Element location listings:
───

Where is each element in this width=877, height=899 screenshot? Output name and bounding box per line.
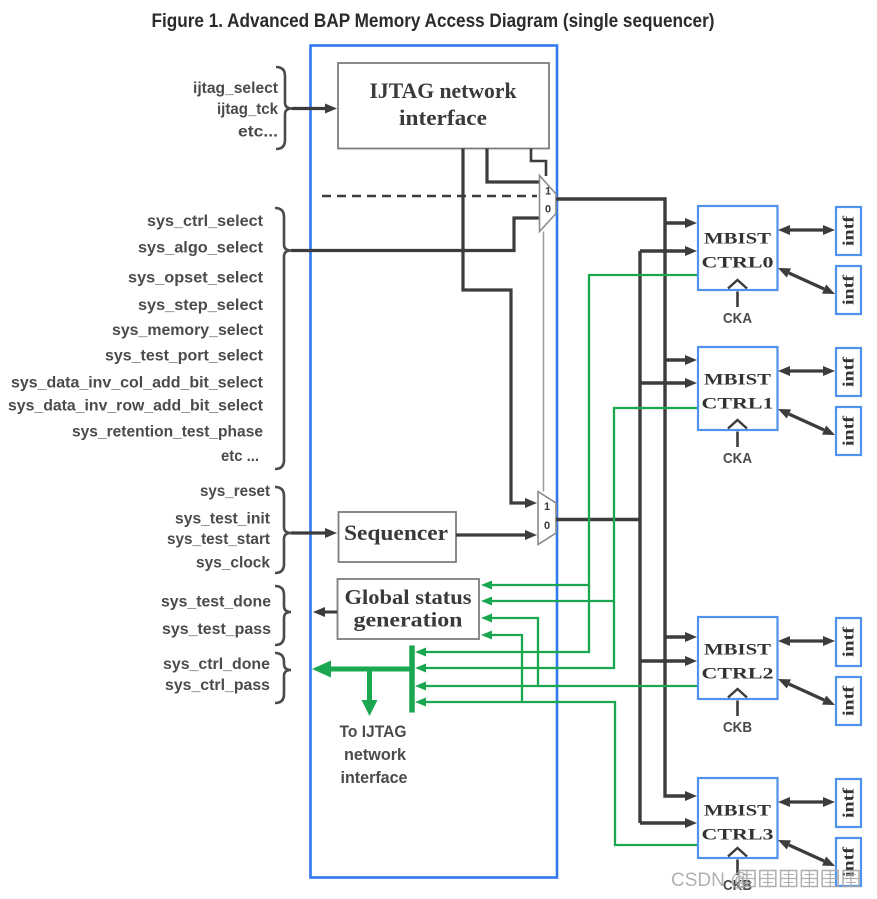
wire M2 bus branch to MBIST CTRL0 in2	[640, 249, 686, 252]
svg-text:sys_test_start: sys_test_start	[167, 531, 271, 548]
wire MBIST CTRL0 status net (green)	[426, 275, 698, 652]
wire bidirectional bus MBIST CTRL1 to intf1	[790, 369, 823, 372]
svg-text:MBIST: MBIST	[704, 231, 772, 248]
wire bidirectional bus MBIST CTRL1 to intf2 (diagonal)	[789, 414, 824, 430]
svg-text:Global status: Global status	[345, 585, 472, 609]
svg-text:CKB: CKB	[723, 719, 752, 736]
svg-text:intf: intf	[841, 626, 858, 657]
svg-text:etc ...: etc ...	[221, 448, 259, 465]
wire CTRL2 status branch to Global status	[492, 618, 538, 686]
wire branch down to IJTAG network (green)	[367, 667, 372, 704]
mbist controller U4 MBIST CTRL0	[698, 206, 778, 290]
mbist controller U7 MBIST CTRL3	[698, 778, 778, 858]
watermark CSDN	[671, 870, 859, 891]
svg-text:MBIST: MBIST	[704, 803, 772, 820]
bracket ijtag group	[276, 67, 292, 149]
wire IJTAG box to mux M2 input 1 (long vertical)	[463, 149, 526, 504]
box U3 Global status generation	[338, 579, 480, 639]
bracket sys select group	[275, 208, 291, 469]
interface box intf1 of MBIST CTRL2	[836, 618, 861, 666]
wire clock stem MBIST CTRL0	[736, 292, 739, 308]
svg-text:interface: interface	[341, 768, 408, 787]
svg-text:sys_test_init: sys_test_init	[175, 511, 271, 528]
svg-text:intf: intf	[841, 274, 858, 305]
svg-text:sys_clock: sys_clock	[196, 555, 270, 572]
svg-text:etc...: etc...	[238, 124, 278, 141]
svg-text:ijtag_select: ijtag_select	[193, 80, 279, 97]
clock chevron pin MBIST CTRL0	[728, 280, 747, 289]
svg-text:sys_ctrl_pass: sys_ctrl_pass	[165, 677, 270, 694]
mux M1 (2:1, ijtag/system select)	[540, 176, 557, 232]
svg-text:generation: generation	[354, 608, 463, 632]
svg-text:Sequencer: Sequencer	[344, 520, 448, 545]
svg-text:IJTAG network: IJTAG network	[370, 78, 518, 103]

───

» Short exercise:
Copy out everything from the line containing "wire M2 bus" down to the line containing "wire clock stem", with both of those lines included, character for character.

» Reply to the exercise:
wire M2 bus branch to MBIST CTRL0 in2	[640, 249, 686, 252]
svg-text:sys_test_start: sys_test_start	[167, 531, 271, 548]
wire MBIST CTRL0 status net (green)	[426, 275, 698, 652]
wire bidirectional bus MBIST CTRL1 to intf1	[790, 369, 823, 372]
svg-text:MBIST: MBIST	[704, 231, 772, 248]
wire bidirectional bus MBIST CTRL1 to intf2 (diagonal)	[789, 414, 824, 430]
svg-text:Global status: Global status	[345, 585, 472, 609]
svg-text:CKB: CKB	[723, 719, 752, 736]
svg-text:intf: intf	[841, 626, 858, 657]
svg-text:etc ...: etc ...	[221, 448, 259, 465]
wire CTRL2 status branch to Global status	[492, 618, 538, 686]
wire branch down to IJTAG network (green)	[367, 667, 372, 704]
mbist controller U4 MBIST CTRL0	[698, 206, 778, 290]
mbist controller U7 MBIST CTRL3	[698, 778, 778, 858]
watermark CSDN	[671, 870, 859, 891]
svg-text:MBIST: MBIST	[704, 803, 772, 820]
bracket ijtag group	[276, 67, 292, 149]
wire IJTAG box to mux M2 input 1 (long vertical)	[463, 149, 526, 504]
box U3 Global status generation	[338, 579, 480, 639]
bracket sys select group	[275, 208, 291, 469]
interface box intf1 of MBIST CTRL2	[836, 618, 861, 666]
wire clock stem MBIST CTRL0	[736, 292, 739, 308]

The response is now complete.